→ Directions for this task: Return all the data below as it stands, minus the pictures.

→ Records shown:
--- start ---
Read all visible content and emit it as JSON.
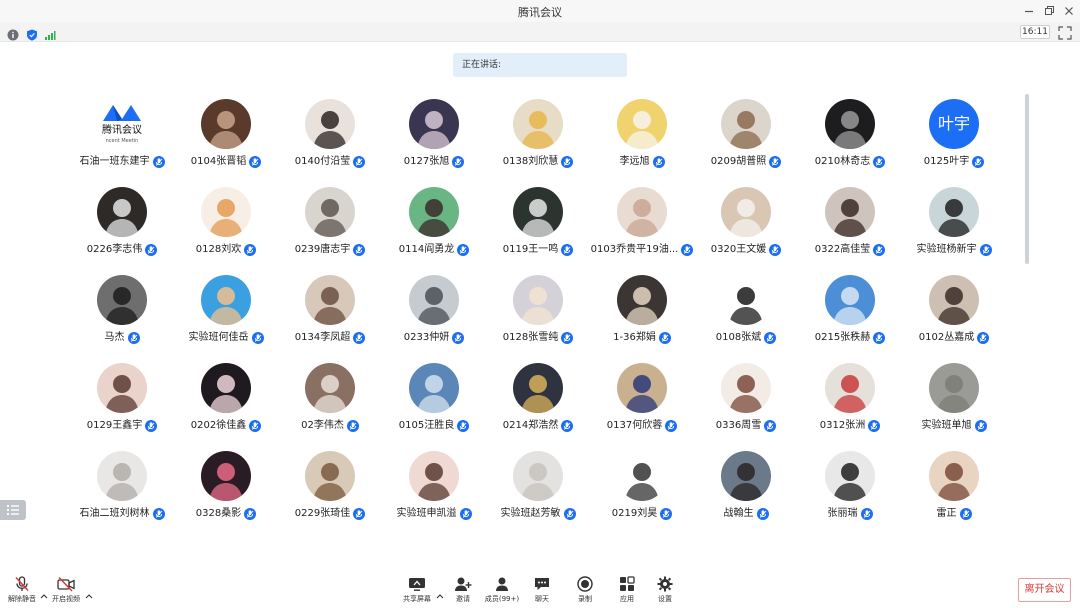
{
  "app": {
    "title": "腾讯会议",
    "clock": "16:11"
  },
  "speaking": {
    "label": "正在讲话:"
  },
  "colors": {
    "accent": "#1c6ff4",
    "leave": "#d23b3b",
    "mic": "#1c6ff4"
  },
  "participants": [
    {
      "name": "石油一班东建宇",
      "avatar": "logo",
      "logo_text": "腾讯会议",
      "logo_sub": "ncent Meetin"
    },
    {
      "name": "0104张晋韬",
      "avatar": "photo",
      "bg": "#5a3a2a",
      "fg": "#caa58c"
    },
    {
      "name": "0140付沿莹",
      "avatar": "photo",
      "bg": "#e9e2dc",
      "fg": "#2b2422"
    },
    {
      "name": "0127张旭",
      "avatar": "photo",
      "bg": "#3a3550",
      "fg": "#d9c8d6"
    },
    {
      "name": "0138刘欣慧",
      "avatar": "photo",
      "bg": "#e7dcc6",
      "fg": "#e7b64a"
    },
    {
      "name": "李远旭",
      "avatar": "photo",
      "bg": "#f1d36e",
      "fg": "#f6f3ee"
    },
    {
      "name": "0209胡普照",
      "avatar": "photo",
      "bg": "#dcd5cc",
      "fg": "#8b6a4b"
    },
    {
      "name": "0210林奇志",
      "avatar": "photo",
      "bg": "#1d1d1f",
      "fg": "#9a9a9a"
    },
    {
      "name": "0125叶宇",
      "avatar": "text",
      "text": "叶宇",
      "bg": "#1c6ff4"
    },
    {
      "name": "0226李志伟",
      "avatar": "photo",
      "bg": "#2d2a28",
      "fg": "#e4e4e4"
    },
    {
      "name": "0128刘欢",
      "avatar": "photo",
      "bg": "#f7efe6",
      "fg": "#e39a52"
    },
    {
      "name": "0239唐志宇",
      "avatar": "photo",
      "bg": "#d8d4ce",
      "fg": "#5e5650"
    },
    {
      "name": "0114阎勇龙",
      "avatar": "photo",
      "bg": "#69b684",
      "fg": "#3b2a2a"
    },
    {
      "name": "0119王一鸣",
      "avatar": "photo",
      "bg": "#2c3430",
      "fg": "#e6e6e6"
    },
    {
      "name": "0103乔贵平19油...",
      "avatar": "photo",
      "bg": "#e8dbd2",
      "fg": "#c9a594"
    },
    {
      "name": "0320王文媛",
      "avatar": "photo",
      "bg": "#d9c6b3",
      "fg": "#f4f1ee"
    },
    {
      "name": "0322高佳莹",
      "avatar": "photo",
      "bg": "#cfc3bd",
      "fg": "#3a2a26"
    },
    {
      "name": "实验班杨新宇",
      "avatar": "photo",
      "bg": "#c9d6d9",
      "fg": "#1e1e1e"
    },
    {
      "name": "马杰",
      "avatar": "photo",
      "bg": "#6e6e6e",
      "fg": "#1c1c1c"
    },
    {
      "name": "实验班何佳岳",
      "avatar": "photo",
      "bg": "#3aa0df",
      "fg": "#f2c08e"
    },
    {
      "name": "0134李凤超",
      "avatar": "photo",
      "bg": "#d7c8ba",
      "fg": "#6b4f3e"
    },
    {
      "name": "0233仲妍",
      "avatar": "photo",
      "bg": "#c6cbd0",
      "fg": "#4a4f56"
    },
    {
      "name": "0128张雪纯",
      "avatar": "photo",
      "bg": "#d4d2d8",
      "fg": "#f3e4d0"
    },
    {
      "name": "1-36郑娟",
      "avatar": "photo",
      "bg": "#3b3533",
      "fg": "#e6d5c3"
    },
    {
      "name": "0108张斌",
      "avatar": "photo",
      "bg": "#ffffff",
      "fg": "#1a1a1a"
    },
    {
      "name": "0215张秩赫",
      "avatar": "photo",
      "bg": "#4d8fd6",
      "fg": "#dbe8f5"
    },
    {
      "name": "0102丛嘉成",
      "avatar": "photo",
      "bg": "#cdbfb2",
      "fg": "#3a2c24"
    },
    {
      "name": "0129王鑫宇",
      "avatar": "photo",
      "bg": "#e9d3cb",
      "fg": "#5a3a33"
    },
    {
      "name": "0202徐佳鑫",
      "avatar": "photo",
      "bg": "#1f1a1f",
      "fg": "#f0d5dc"
    },
    {
      "name": "02李伟杰",
      "avatar": "photo",
      "bg": "#8a6f63",
      "fg": "#e9e1d8"
    },
    {
      "name": "0105汪胜良",
      "avatar": "photo",
      "bg": "#5a86b8",
      "fg": "#d4e2ee"
    },
    {
      "name": "0214郑浩然",
      "avatar": "photo",
      "bg": "#2f3340",
      "fg": "#d8b35a"
    },
    {
      "name": "0137何欣蓉",
      "avatar": "photo",
      "bg": "#c9b08e",
      "fg": "#2b3a7a"
    },
    {
      "name": "0336周雪",
      "avatar": "photo",
      "bg": "#f3ece6",
      "fg": "#7a4a3a"
    },
    {
      "name": "0312张洲",
      "avatar": "photo",
      "bg": "#e6e0da",
      "fg": "#c83a3a"
    },
    {
      "name": "实验班单旭",
      "avatar": "photo",
      "bg": "#9a9a96",
      "fg": "#7d7d78"
    },
    {
      "name": "石油二班刘树林",
      "avatar": "photo",
      "bg": "#e9e7e5",
      "fg": "#b0aca8"
    },
    {
      "name": "0328桑影",
      "avatar": "photo",
      "bg": "#2a1c24",
      "fg": "#e96a8a"
    },
    {
      "name": "0229张琦佳",
      "avatar": "photo",
      "bg": "#d9cab8",
      "fg": "#7a5a3e"
    },
    {
      "name": "实验班申凯溢",
      "avatar": "photo",
      "bg": "#f0d9d2",
      "fg": "#5a3a32"
    },
    {
      "name": "实验班赵芳敏",
      "avatar": "photo",
      "bg": "#e4e2e0",
      "fg": "#c7c2bd"
    },
    {
      "name": "0219刘昊",
      "avatar": "photo",
      "bg": "#ffffff",
      "fg": "#333333"
    },
    {
      "name": "战翰生",
      "avatar": "photo",
      "bg": "#6b7a8a",
      "fg": "#2a2624"
    },
    {
      "name": "张丽瑞",
      "avatar": "photo",
      "bg": "#e8e8e8",
      "fg": "#1e1e1e"
    },
    {
      "name": "雷正",
      "avatar": "photo",
      "bg": "#e9d4c2",
      "fg": "#7a4a3a"
    }
  ],
  "toolbar": {
    "left": [
      {
        "label": "解除静音",
        "icon": "mic-muted-icon",
        "caret": true
      },
      {
        "label": "开启视频",
        "icon": "camera-off-icon",
        "caret": true
      }
    ],
    "center": [
      {
        "label": "共享屏幕",
        "icon": "share-screen-icon",
        "caret": true
      },
      {
        "label": "邀请",
        "icon": "invite-icon"
      },
      {
        "label": "成员(99+)",
        "icon": "members-icon"
      },
      {
        "label": "聊天",
        "icon": "chat-icon"
      },
      {
        "label": "录制",
        "icon": "record-icon"
      },
      {
        "label": "应用",
        "icon": "apps-icon"
      },
      {
        "label": "设置",
        "icon": "settings-icon"
      }
    ],
    "leave_label": "离开会议"
  }
}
--- end ---
→ Full output:
Read all visible content and emit it as JSON.
{
  "app": {
    "title": "腾讯会议",
    "clock": "16:11"
  },
  "speaking": {
    "label": "正在讲话:"
  },
  "colors": {
    "accent": "#1c6ff4",
    "leave": "#d23b3b",
    "mic": "#1c6ff4"
  },
  "participants": [
    {
      "name": "石油一班东建宇",
      "avatar": "logo",
      "logo_text": "腾讯会议",
      "logo_sub": "ncent Meetin"
    },
    {
      "name": "0104张晋韬",
      "avatar": "photo",
      "bg": "#5a3a2a",
      "fg": "#caa58c"
    },
    {
      "name": "0140付沿莹",
      "avatar": "photo",
      "bg": "#e9e2dc",
      "fg": "#2b2422"
    },
    {
      "name": "0127张旭",
      "avatar": "photo",
      "bg": "#3a3550",
      "fg": "#d9c8d6"
    },
    {
      "name": "0138刘欣慧",
      "avatar": "photo",
      "bg": "#e7dcc6",
      "fg": "#e7b64a"
    },
    {
      "name": "李远旭",
      "avatar": "photo",
      "bg": "#f1d36e",
      "fg": "#f6f3ee"
    },
    {
      "name": "0209胡普照",
      "avatar": "photo",
      "bg": "#dcd5cc",
      "fg": "#8b6a4b"
    },
    {
      "name": "0210林奇志",
      "avatar": "photo",
      "bg": "#1d1d1f",
      "fg": "#9a9a9a"
    },
    {
      "name": "0125叶宇",
      "avatar": "text",
      "text": "叶宇",
      "bg": "#1c6ff4"
    },
    {
      "name": "0226李志伟",
      "avatar": "photo",
      "bg": "#2d2a28",
      "fg": "#e4e4e4"
    },
    {
      "name": "0128刘欢",
      "avatar": "photo",
      "bg": "#f7efe6",
      "fg": "#e39a52"
    },
    {
      "name": "0239唐志宇",
      "avatar": "photo",
      "bg": "#d8d4ce",
      "fg": "#5e5650"
    },
    {
      "name": "0114阎勇龙",
      "avatar": "photo",
      "bg": "#69b684",
      "fg": "#3b2a2a"
    },
    {
      "name": "0119王一鸣",
      "avatar": "photo",
      "bg": "#2c3430",
      "fg": "#e6e6e6"
    },
    {
      "name": "0103乔贵平19油...",
      "avatar": "photo",
      "bg": "#e8dbd2",
      "fg": "#c9a594"
    },
    {
      "name": "0320王文媛",
      "avatar": "photo",
      "bg": "#d9c6b3",
      "fg": "#f4f1ee"
    },
    {
      "name": "0322高佳莹",
      "avatar": "photo",
      "bg": "#cfc3bd",
      "fg": "#3a2a26"
    },
    {
      "name": "实验班杨新宇",
      "avatar": "photo",
      "bg": "#c9d6d9",
      "fg": "#1e1e1e"
    },
    {
      "name": "马杰",
      "avatar": "photo",
      "bg": "#6e6e6e",
      "fg": "#1c1c1c"
    },
    {
      "name": "实验班何佳岳",
      "avatar": "photo",
      "bg": "#3aa0df",
      "fg": "#f2c08e"
    },
    {
      "name": "0134李凤超",
      "avatar": "photo",
      "bg": "#d7c8ba",
      "fg": "#6b4f3e"
    },
    {
      "name": "0233仲妍",
      "avatar": "photo",
      "bg": "#c6cbd0",
      "fg": "#4a4f56"
    },
    {
      "name": "0128张雪纯",
      "avatar": "photo",
      "bg": "#d4d2d8",
      "fg": "#f3e4d0"
    },
    {
      "name": "1-36郑娟",
      "avatar": "photo",
      "bg": "#3b3533",
      "fg": "#e6d5c3"
    },
    {
      "name": "0108张斌",
      "avatar": "photo",
      "bg": "#ffffff",
      "fg": "#1a1a1a"
    },
    {
      "name": "0215张秩赫",
      "avatar": "photo",
      "bg": "#4d8fd6",
      "fg": "#dbe8f5"
    },
    {
      "name": "0102丛嘉成",
      "avatar": "photo",
      "bg": "#cdbfb2",
      "fg": "#3a2c24"
    },
    {
      "name": "0129王鑫宇",
      "avatar": "photo",
      "bg": "#e9d3cb",
      "fg": "#5a3a33"
    },
    {
      "name": "0202徐佳鑫",
      "avatar": "photo",
      "bg": "#1f1a1f",
      "fg": "#f0d5dc"
    },
    {
      "name": "02李伟杰",
      "avatar": "photo",
      "bg": "#8a6f63",
      "fg": "#e9e1d8"
    },
    {
      "name": "0105汪胜良",
      "avatar": "photo",
      "bg": "#5a86b8",
      "fg": "#d4e2ee"
    },
    {
      "name": "0214郑浩然",
      "avatar": "photo",
      "bg": "#2f3340",
      "fg": "#d8b35a"
    },
    {
      "name": "0137何欣蓉",
      "avatar": "photo",
      "bg": "#c9b08e",
      "fg": "#2b3a7a"
    },
    {
      "name": "0336周雪",
      "avatar": "photo",
      "bg": "#f3ece6",
      "fg": "#7a4a3a"
    },
    {
      "name": "0312张洲",
      "avatar": "photo",
      "bg": "#e6e0da",
      "fg": "#c83a3a"
    },
    {
      "name": "实验班单旭",
      "avatar": "photo",
      "bg": "#9a9a96",
      "fg": "#7d7d78"
    },
    {
      "name": "石油二班刘树林",
      "avatar": "photo",
      "bg": "#e9e7e5",
      "fg": "#b0aca8"
    },
    {
      "name": "0328桑影",
      "avatar": "photo",
      "bg": "#2a1c24",
      "fg": "#e96a8a"
    },
    {
      "name": "0229张琦佳",
      "avatar": "photo",
      "bg": "#d9cab8",
      "fg": "#7a5a3e"
    },
    {
      "name": "实验班申凯溢",
      "avatar": "photo",
      "bg": "#f0d9d2",
      "fg": "#5a3a32"
    },
    {
      "name": "实验班赵芳敏",
      "avatar": "photo",
      "bg": "#e4e2e0",
      "fg": "#c7c2bd"
    },
    {
      "name": "0219刘昊",
      "avatar": "photo",
      "bg": "#ffffff",
      "fg": "#333333"
    },
    {
      "name": "战翰生",
      "avatar": "photo",
      "bg": "#6b7a8a",
      "fg": "#2a2624"
    },
    {
      "name": "张丽瑞",
      "avatar": "photo",
      "bg": "#e8e8e8",
      "fg": "#1e1e1e"
    },
    {
      "name": "雷正",
      "avatar": "photo",
      "bg": "#e9d4c2",
      "fg": "#7a4a3a"
    }
  ],
  "toolbar": {
    "left": [
      {
        "label": "解除静音",
        "icon": "mic-muted-icon",
        "caret": true
      },
      {
        "label": "开启视频",
        "icon": "camera-off-icon",
        "caret": true
      }
    ],
    "center": [
      {
        "label": "共享屏幕",
        "icon": "share-screen-icon",
        "caret": true
      },
      {
        "label": "邀请",
        "icon": "invite-icon"
      },
      {
        "label": "成员(99+)",
        "icon": "members-icon"
      },
      {
        "label": "聊天",
        "icon": "chat-icon"
      },
      {
        "label": "录制",
        "icon": "record-icon"
      },
      {
        "label": "应用",
        "icon": "apps-icon"
      },
      {
        "label": "设置",
        "icon": "settings-icon"
      }
    ],
    "leave_label": "离开会议"
  }
}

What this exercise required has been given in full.